■ **What is being asked**
Word for word, restate every line of the listing that follows.

■ **Supplied records**

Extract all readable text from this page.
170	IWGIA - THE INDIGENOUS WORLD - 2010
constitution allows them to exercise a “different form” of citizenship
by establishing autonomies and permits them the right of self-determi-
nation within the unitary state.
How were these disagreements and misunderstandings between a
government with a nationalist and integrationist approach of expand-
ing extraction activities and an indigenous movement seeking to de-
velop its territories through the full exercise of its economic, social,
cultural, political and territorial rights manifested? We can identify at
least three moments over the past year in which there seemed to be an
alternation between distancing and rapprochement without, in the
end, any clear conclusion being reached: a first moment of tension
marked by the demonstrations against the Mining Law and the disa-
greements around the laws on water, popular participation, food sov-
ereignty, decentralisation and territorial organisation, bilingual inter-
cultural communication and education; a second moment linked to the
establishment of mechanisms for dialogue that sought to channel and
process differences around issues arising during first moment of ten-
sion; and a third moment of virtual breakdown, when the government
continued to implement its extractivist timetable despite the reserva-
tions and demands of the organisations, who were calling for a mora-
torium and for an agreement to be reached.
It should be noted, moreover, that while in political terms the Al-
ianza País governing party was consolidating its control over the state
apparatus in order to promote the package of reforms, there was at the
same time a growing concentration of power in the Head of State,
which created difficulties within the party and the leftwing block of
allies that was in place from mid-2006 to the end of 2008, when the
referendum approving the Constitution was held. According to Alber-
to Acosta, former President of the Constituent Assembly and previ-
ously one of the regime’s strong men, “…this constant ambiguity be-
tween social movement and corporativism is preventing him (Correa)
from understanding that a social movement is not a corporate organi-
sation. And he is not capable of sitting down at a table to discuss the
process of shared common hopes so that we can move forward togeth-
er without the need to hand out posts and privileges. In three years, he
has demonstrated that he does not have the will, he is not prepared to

■ **Completed exercise**
Extract all readable text from this page.
170	IWGIA - THE INDIGENOUS WORLD - 2010
constitution allows them to exercise a “different form” of citizenship
by establishing autonomies and permits them the right of self-determi-
nation within the unitary state.
How were these disagreements and misunderstandings between a
government with a nationalist and integrationist approach of expand-
ing extraction activities and an indigenous movement seeking to de-
velop its territories through the full exercise of its economic, social,
cultural, political and territorial rights manifested? We can identify at
least three moments over the past year in which there seemed to be an
alternation between distancing and rapprochement without, in the
end, any clear conclusion being reached: a first moment of tension
marked by the demonstrations against the Mining Law and the disa-
greements around the laws on water, popular participation, food sov-
ereignty, decentralisation and territorial organisation, bilingual inter-
cultural communication and education; a second moment linked to the
establishment of mechanisms for dialogue that sought to channel and
process differences around issues arising during first moment of ten-
sion; and a third moment of virtual breakdown, when the government
continued to implement its extractivist timetable despite the reserva-
tions and demands of the organisations, who were calling for a mora-
torium and for an agreement to be reached.
It should be noted, moreover, that while in political terms the Al-
ianza País governing party was consolidating its control over the state
apparatus in order to promote the package of reforms, there was at the
same time a growing concentration of power in the Head of State,
which created difficulties within the party and the leftwing block of
allies that was in place from mid-2006 to the end of 2008, when the
referendum approving the Constitution was held. According to Alber-
to Acosta, former President of the Constituent Assembly and previ-
ously one of the regime’s strong men, “…this constant ambiguity be-
tween social movement and corporativism is preventing him (Correa)
from understanding that a social movement is not a corporate organi-
sation. And he is not capable of sitting down at a table to discuss the
process of shared common hopes so that we can move forward togeth-
er without the need to hand out posts and privileges. In three years, he
has demonstrated that he does not have the will, he is not prepared to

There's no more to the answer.